AIM. Copy out all the entries exactly.

Data excerpts
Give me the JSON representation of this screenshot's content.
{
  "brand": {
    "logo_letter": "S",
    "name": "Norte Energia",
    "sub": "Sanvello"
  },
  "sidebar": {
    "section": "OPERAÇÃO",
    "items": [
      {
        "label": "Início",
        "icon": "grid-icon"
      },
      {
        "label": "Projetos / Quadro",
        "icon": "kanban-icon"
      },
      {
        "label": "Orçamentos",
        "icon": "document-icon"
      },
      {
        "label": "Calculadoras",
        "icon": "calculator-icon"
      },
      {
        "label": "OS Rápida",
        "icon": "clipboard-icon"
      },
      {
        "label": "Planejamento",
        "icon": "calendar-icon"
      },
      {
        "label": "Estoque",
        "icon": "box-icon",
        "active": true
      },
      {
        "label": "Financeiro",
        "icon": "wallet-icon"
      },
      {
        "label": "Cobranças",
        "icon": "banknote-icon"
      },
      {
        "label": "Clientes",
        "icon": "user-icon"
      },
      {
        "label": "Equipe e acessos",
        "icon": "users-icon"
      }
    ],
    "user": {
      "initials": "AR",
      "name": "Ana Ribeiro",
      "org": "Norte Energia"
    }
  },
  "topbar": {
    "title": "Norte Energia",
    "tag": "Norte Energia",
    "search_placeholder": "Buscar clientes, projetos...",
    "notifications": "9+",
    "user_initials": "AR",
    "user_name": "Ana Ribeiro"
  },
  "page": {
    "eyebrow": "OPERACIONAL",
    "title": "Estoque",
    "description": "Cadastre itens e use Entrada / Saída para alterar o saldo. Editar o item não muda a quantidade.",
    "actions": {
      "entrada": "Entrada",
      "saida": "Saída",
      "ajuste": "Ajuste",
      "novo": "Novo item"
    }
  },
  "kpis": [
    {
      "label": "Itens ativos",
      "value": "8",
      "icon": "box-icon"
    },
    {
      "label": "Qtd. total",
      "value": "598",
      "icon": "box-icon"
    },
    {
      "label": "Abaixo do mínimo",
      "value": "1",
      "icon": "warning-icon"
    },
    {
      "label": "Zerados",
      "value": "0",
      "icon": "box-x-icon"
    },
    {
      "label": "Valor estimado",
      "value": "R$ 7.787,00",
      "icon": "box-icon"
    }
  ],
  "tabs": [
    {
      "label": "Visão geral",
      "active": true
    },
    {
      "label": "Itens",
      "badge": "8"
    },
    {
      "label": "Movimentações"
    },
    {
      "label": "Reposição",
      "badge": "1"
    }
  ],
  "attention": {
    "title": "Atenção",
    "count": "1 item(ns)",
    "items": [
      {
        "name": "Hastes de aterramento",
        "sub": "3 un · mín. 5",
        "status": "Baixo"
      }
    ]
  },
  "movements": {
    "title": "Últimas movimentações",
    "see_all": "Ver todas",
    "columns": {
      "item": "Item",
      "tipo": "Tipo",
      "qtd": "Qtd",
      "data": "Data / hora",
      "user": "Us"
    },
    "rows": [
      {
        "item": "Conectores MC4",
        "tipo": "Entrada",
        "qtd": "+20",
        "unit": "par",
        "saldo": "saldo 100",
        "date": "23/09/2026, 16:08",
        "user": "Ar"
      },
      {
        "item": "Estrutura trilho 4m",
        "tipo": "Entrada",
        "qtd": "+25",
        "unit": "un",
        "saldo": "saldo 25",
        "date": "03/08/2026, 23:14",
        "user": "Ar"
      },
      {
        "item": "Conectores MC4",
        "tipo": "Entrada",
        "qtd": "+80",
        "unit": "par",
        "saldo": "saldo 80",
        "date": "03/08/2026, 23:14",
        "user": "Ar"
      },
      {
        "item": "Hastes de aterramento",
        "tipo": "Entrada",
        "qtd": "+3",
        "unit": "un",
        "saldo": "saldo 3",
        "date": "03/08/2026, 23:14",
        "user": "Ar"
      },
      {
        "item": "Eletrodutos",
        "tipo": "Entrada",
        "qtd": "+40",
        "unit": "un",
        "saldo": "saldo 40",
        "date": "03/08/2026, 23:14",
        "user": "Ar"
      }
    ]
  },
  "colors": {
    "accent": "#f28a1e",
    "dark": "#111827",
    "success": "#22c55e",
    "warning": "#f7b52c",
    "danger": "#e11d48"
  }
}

REPLY.
Give me the JSON representation of this screenshot's content.
{
  "brand": {
    "logo_letter": "S",
    "name": "Norte Energia",
    "sub": "Sanvello"
  },
  "sidebar": {
    "section": "OPERAÇÃO",
    "items": [
      {
        "label": "Início",
        "icon": "grid-icon"
      },
      {
        "label": "Projetos / Quadro",
        "icon": "kanban-icon"
      },
      {
        "label": "Orçamentos",
        "icon": "document-icon"
      },
      {
        "label": "Calculadoras",
        "icon": "calculator-icon"
      },
      {
        "label": "OS Rápida",
        "icon": "clipboard-icon"
      },
      {
        "label": "Planejamento",
        "icon": "calendar-icon"
      },
      {
        "label": "Estoque",
        "icon": "box-icon",
        "active": true
      },
      {
        "label": "Financeiro",
        "icon": "wallet-icon"
      },
      {
        "label": "Cobranças",
        "icon": "banknote-icon"
      },
      {
        "label": "Clientes",
        "icon": "user-icon"
      },
      {
        "label": "Equipe e acessos",
        "icon": "users-icon"
      }
    ],
    "user": {
      "initials": "AR",
      "name": "Ana Ribeiro",
      "org": "Norte Energia"
    }
  },
  "topbar": {
    "title": "Norte Energia",
    "tag": "Norte Energia",
    "search_placeholder": "Buscar clientes, projetos...",
    "notifications": "9+",
    "user_initials": "AR",
    "user_name": "Ana Ribeiro"
  },
  "page": {
    "eyebrow": "OPERACIONAL",
    "title": "Estoque",
    "description": "Cadastre itens e use Entrada / Saída para alterar o saldo. Editar o item não muda a quantidade.",
    "actions": {
      "entrada": "Entrada",
      "saida": "Saída",
      "ajuste": "Ajuste",
      "novo": "Novo item"
    }
  },
  "kpis": [
    {
      "label": "Itens ativos",
      "value": "8",
      "icon": "box-icon"
    },
    {
      "label": "Qtd. total",
      "value": "598",
      "icon": "box-icon"
    },
    {
      "label": "Abaixo do mínimo",
      "value": "1",
      "icon": "warning-icon"
    },
    {
      "label": "Zerados",
      "value": "0",
      "icon": "box-x-icon"
    },
    {
      "label": "Valor estimado",
      "value": "R$ 7.787,00",
      "icon": "box-icon"
    }
  ],
  "tabs": [
    {
      "label": "Visão geral",
      "active": true
    },
    {
      "label": "Itens",
      "badge": "8"
    },
    {
      "label": "Movimentações"
    },
    {
      "label": "Reposição",
      "badge": "1"
    }
  ],
  "attention": {
    "title": "Atenção",
    "count": "1 item(ns)",
    "items": [
      {
        "name": "Hastes de aterramento",
        "sub": "3 un · mín. 5",
        "status": "Baixo"
      }
    ]
  },
  "movements": {
    "title": "Últimas movimentações",
    "see_all": "Ver todas",
    "columns": {
      "item": "Item",
      "tipo": "Tipo",
      "qtd": "Qtd",
      "data": "Data / hora",
      "user": "Us"
    },
    "rows": [
      {
        "item": "Conectores MC4",
        "tipo": "Entrada",
        "qtd": "+20",
        "unit": "par",
        "saldo": "saldo 100",
        "date": "23/09/2026, 16:08",
        "user": "Ar"
      },
      {
        "item": "Estrutura trilho 4m",
        "tipo": "Entrada",
        "qtd": "+25",
        "unit": "un",
        "saldo": "saldo 25",
        "date": "03/08/2026, 23:14",
        "user": "Ar"
      },
      {
        "item": "Conectores MC4",
        "tipo": "Entrada",
        "qtd": "+80",
        "unit": "par",
        "saldo": "saldo 80",
        "date": "03/08/2026, 23:14",
        "user": "Ar"
      },
      {
        "item": "Hastes de aterramento",
        "tipo": "Entrada",
        "qtd": "+3",
        "unit": "un",
        "saldo": "saldo 3",
        "date": "03/08/2026, 23:14",
        "user": "Ar"
      },
      {
        "item": "Eletrodutos",
        "tipo": "Entrada",
        "qtd": "+40",
        "unit": "un",
        "saldo": "saldo 40",
        "date": "03/08/2026, 23:14",
        "user": "Ar"
      }
    ]
  },
  "colors": {
    "accent": "#f28a1e",
    "dark": "#111827",
    "success": "#22c55e",
    "warning": "#f7b52c",
    "danger": "#e11d48"
  }
}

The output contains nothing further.